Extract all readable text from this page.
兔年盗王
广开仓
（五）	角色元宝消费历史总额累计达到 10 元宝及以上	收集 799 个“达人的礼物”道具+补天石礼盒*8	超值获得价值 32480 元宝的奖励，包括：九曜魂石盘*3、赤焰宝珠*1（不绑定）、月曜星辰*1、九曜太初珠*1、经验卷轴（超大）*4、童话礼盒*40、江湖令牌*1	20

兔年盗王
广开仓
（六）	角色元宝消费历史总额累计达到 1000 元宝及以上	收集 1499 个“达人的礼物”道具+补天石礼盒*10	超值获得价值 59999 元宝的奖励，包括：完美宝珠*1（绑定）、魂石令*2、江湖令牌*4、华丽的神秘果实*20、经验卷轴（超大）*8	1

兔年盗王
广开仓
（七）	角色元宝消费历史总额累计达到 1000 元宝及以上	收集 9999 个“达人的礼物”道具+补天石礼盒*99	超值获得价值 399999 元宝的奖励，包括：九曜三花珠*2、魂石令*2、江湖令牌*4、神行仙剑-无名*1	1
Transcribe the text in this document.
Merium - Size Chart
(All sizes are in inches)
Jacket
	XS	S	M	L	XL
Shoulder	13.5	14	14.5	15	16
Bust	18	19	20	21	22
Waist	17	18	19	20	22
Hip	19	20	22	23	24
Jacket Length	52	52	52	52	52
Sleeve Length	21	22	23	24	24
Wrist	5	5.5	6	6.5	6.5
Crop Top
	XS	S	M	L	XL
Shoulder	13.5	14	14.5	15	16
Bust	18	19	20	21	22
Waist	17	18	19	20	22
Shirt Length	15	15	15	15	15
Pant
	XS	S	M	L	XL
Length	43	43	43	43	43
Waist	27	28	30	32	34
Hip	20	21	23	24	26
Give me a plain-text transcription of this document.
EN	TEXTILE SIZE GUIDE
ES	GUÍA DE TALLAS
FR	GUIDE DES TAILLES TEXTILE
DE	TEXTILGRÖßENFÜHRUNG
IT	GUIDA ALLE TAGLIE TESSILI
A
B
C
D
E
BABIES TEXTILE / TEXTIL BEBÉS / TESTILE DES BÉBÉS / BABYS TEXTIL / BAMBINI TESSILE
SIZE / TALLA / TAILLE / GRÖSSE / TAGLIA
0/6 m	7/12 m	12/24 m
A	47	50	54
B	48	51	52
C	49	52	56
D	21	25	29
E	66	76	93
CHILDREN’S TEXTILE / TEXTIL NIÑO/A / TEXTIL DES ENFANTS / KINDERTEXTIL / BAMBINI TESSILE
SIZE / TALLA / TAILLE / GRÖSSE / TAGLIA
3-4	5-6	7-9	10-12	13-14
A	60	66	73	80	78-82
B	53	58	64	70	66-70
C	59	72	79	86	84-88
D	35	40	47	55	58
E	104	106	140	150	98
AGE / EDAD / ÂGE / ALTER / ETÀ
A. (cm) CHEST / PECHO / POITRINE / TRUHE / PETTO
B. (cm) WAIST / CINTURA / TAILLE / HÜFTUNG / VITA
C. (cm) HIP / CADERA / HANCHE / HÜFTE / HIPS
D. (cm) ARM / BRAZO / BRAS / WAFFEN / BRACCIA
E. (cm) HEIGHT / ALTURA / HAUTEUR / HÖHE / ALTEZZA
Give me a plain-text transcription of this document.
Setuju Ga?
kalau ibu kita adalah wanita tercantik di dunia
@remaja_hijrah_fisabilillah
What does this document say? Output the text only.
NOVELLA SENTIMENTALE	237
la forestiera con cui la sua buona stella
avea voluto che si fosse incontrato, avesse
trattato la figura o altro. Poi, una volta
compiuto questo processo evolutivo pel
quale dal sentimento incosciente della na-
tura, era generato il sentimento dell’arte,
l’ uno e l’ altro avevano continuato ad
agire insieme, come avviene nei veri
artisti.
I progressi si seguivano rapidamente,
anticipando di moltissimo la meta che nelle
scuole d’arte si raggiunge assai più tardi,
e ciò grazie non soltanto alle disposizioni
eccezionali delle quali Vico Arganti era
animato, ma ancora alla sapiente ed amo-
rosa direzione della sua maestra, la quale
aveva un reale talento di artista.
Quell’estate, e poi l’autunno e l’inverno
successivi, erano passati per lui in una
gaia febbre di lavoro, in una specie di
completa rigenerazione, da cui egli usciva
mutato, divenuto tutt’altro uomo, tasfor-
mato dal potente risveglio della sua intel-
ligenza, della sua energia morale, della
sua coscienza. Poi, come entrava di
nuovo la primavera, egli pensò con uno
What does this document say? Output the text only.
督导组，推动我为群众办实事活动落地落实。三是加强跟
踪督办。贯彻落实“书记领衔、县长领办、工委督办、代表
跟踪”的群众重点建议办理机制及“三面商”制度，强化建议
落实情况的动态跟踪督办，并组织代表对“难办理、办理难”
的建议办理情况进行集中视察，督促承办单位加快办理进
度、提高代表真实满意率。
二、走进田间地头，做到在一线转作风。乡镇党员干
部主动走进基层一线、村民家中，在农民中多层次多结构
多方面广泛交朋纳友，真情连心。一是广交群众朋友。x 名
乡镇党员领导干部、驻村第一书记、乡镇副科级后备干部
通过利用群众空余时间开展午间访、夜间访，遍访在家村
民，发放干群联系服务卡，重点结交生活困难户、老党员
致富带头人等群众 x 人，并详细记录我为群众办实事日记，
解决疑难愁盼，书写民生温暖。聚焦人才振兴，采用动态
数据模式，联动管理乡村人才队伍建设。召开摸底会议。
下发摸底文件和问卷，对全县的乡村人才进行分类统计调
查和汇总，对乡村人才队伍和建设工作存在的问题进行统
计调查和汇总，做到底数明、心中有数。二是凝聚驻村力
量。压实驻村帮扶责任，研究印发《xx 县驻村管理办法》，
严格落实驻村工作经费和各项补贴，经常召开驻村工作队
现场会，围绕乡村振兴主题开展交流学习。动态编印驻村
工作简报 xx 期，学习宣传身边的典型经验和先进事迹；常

Exercise: Reproduce every line of the data verbatim.

Expected answer:
Extract all readable text from this page.
兔年盗王
广开仓
（五）	角色元宝消费历史总额累计达到 10 元宝及以上	收集 799 个“达人的礼物”道具+补天石礼盒*8	超值获得价值 32480 元宝的奖励，包括：九曜魂石盘*3、赤焰宝珠*1（不绑定）、月曜星辰*1、九曜太初珠*1、经验卷轴（超大）*4、童话礼盒*40、江湖令牌*1	20

兔年盗王
广开仓
（六）	角色元宝消费历史总额累计达到 1000 元宝及以上	收集 1499 个“达人的礼物”道具+补天石礼盒*10	超值获得价值 59999 元宝的奖励，包括：完美宝珠*1（绑定）、魂石令*2、江湖令牌*4、华丽的神秘果实*20、经验卷轴（超大）*8	1

兔年盗王
广开仓
（七）	角色元宝消费历史总额累计达到 1000 元宝及以上	收集 9999 个“达人的礼物”道具+补天石礼盒*99	超值获得价值 399999 元宝的奖励，包括：九曜三花珠*2、魂石令*2、江湖令牌*4、神行仙剑-无名*1	1
Transcribe the text in this document.
Merium - Size Chart
(All sizes are in inches)
Jacket
	XS	S	M	L	XL
Shoulder	13.5	14	14.5	15	16
Bust	18	19	20	21	22
Waist	17	18	19	20	22
Hip	19	20	22	23	24
Jacket Length	52	52	52	52	52
Sleeve Length	21	22	23	24	24
Wrist	5	5.5	6	6.5	6.5
Crop Top
	XS	S	M	L	XL
Shoulder	13.5	14	14.5	15	16
Bust	18	19	20	21	22
Waist	17	18	19	20	22
Shirt Length	15	15	15	15	15
Pant
	XS	S	M	L	XL
Length	43	43	43	43	43
Waist	27	28	30	32	34
Hip	20	21	23	24	26
Give me a plain-text transcription of this document.
EN	TEXTILE SIZE GUIDE
ES	GUÍA DE TALLAS
FR	GUIDE DES TAILLES TEXTILE
DE	TEXTILGRÖßENFÜHRUNG
IT	GUIDA ALLE TAGLIE TESSILI
A
B
C
D
E
BABIES TEXTILE / TEXTIL BEBÉS / TESTILE DES BÉBÉS / BABYS TEXTIL / BAMBINI TESSILE
SIZE / TALLA / TAILLE / GRÖSSE / TAGLIA
0/6 m	7/12 m	12/24 m
A	47	50	54
B	48	51	52
C	49	52	56
D	21	25	29
E	66	76	93
CHILDREN’S TEXTILE / TEXTIL NIÑO/A / TEXTIL DES ENFANTS / KINDERTEXTIL / BAMBINI TESSILE
SIZE / TALLA / TAILLE / GRÖSSE / TAGLIA
3-4	5-6	7-9	10-12	13-14
A	60	66	73	80	78-82
B	53	58	64	70	66-70
C	59	72	79	86	84-88
D	35	40	47	55	58
E	104	106	140	150	98
AGE / EDAD / ÂGE / ALTER / ETÀ
A. (cm) CHEST / PECHO / POITRINE / TRUHE / PETTO
B. (cm) WAIST / CINTURA / TAILLE / HÜFTUNG / VITA
C. (cm) HIP / CADERA / HANCHE / HÜFTE / HIPS
D. (cm) ARM / BRAZO / BRAS / WAFFEN / BRACCIA
E. (cm) HEIGHT / ALTURA / HAUTEUR / HÖHE / ALTEZZA
Give me a plain-text transcription of this document.
Setuju Ga?
kalau ibu kita adalah wanita tercantik di dunia
@remaja_hijrah_fisabilillah
What does this document say? Output the text only.
NOVELLA SENTIMENTALE	237
la forestiera con cui la sua buona stella
avea voluto che si fosse incontrato, avesse
trattato la figura o altro. Poi, una volta
compiuto questo processo evolutivo pel
quale dal sentimento incosciente della na-
tura, era generato il sentimento dell’arte,
l’ uno e l’ altro avevano continuato ad
agire insieme, come avviene nei veri
artisti.
I progressi si seguivano rapidamente,
anticipando di moltissimo la meta che nelle
scuole d’arte si raggiunge assai più tardi,
e ciò grazie non soltanto alle disposizioni
eccezionali delle quali Vico Arganti era
animato, ma ancora alla sapiente ed amo-
rosa direzione della sua maestra, la quale
aveva un reale talento di artista.
Quell’estate, e poi l’autunno e l’inverno
successivi, erano passati per lui in una
gaia febbre di lavoro, in una specie di
completa rigenerazione, da cui egli usciva
mutato, divenuto tutt’altro uomo, tasfor-
mato dal potente risveglio della sua intel-
ligenza, della sua energia morale, della
sua coscienza. Poi, come entrava di
nuovo la primavera, egli pensò con uno
What does this document say? Output the text only.
督导组，推动我为群众办实事活动落地落实。三是加强跟
踪督办。贯彻落实“书记领衔、县长领办、工委督办、代表
跟踪”的群众重点建议办理机制及“三面商”制度，强化建议
落实情况的动态跟踪督办，并组织代表对“难办理、办理难”
的建议办理情况进行集中视察，督促承办单位加快办理进
度、提高代表真实满意率。
二、走进田间地头，做到在一线转作风。乡镇党员干
部主动走进基层一线、村民家中，在农民中多层次多结构
多方面广泛交朋纳友，真情连心。一是广交群众朋友。x 名
乡镇党员领导干部、驻村第一书记、乡镇副科级后备干部
通过利用群众空余时间开展午间访、夜间访，遍访在家村
民，发放干群联系服务卡，重点结交生活困难户、老党员
致富带头人等群众 x 人，并详细记录我为群众办实事日记，
解决疑难愁盼，书写民生温暖。聚焦人才振兴，采用动态
数据模式，联动管理乡村人才队伍建设。召开摸底会议。
下发摸底文件和问卷，对全县的乡村人才进行分类统计调
查和汇总，对乡村人才队伍和建设工作存在的问题进行统
计调查和汇总，做到底数明、心中有数。二是凝聚驻村力
量。压实驻村帮扶责任，研究印发《xx 县驻村管理办法》，
严格落实驻村工作经费和各项补贴，经常召开驻村工作队
现场会，围绕乡村振兴主题开展交流学习。动态编印驻村
工作简报 xx 期，学习宣传身边的典型经验和先进事迹；常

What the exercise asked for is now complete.